- **RECORDS FOR THE EXERCISE**
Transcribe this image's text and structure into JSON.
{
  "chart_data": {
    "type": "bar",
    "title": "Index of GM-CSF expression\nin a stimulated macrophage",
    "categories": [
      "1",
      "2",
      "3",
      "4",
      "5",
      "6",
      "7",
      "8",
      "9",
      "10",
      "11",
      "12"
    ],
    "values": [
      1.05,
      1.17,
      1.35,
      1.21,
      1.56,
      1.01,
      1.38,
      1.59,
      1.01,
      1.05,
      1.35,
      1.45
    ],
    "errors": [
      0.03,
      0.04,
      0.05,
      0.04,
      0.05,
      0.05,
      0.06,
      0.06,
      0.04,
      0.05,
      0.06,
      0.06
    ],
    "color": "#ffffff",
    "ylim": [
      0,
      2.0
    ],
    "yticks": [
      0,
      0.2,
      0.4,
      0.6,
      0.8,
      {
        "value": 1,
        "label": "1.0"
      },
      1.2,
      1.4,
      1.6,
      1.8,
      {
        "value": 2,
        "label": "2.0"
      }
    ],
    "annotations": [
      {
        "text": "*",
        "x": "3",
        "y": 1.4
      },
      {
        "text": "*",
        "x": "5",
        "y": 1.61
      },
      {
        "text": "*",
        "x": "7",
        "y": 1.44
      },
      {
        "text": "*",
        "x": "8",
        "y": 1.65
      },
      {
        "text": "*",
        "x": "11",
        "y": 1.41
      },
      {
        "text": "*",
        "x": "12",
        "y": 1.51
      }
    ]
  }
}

- **TO DO**
Make an exact copy of all the data.

- **ANSWER TO THIS TASK**
Transcribe this image's text and structure into JSON.
{
  "chart_data": {
    "type": "bar",
    "title": "Index of GM-CSF expression\nin a stimulated macrophage",
    "categories": [
      "1",
      "2",
      "3",
      "4",
      "5",
      "6",
      "7",
      "8",
      "9",
      "10",
      "11",
      "12"
    ],
    "values": [
      1.05,
      1.17,
      1.35,
      1.21,
      1.56,
      1.01,
      1.38,
      1.59,
      1.01,
      1.05,
      1.35,
      1.45
    ],
    "errors": [
      0.03,
      0.04,
      0.05,
      0.04,
      0.05,
      0.05,
      0.06,
      0.06,
      0.04,
      0.05,
      0.06,
      0.06
    ],
    "color": "#ffffff",
    "ylim": [
      0,
      2.0
    ],
    "yticks": [
      0,
      0.2,
      0.4,
      0.6,
      0.8,
      {
        "value": 1,
        "label": "1.0"
      },
      1.2,
      1.4,
      1.6,
      1.8,
      {
        "value": 2,
        "label": "2.0"
      }
    ],
    "annotations": [
      {
        "text": "*",
        "x": "3",
        "y": 1.4
      },
      {
        "text": "*",
        "x": "5",
        "y": 1.61
      },
      {
        "text": "*",
        "x": "7",
        "y": 1.44
      },
      {
        "text": "*",
        "x": "8",
        "y": 1.65
      },
      {
        "text": "*",
        "x": "11",
        "y": 1.41
      },
      {
        "text": "*",
        "x": "12",
        "y": 1.51
      }
    ]
  }
}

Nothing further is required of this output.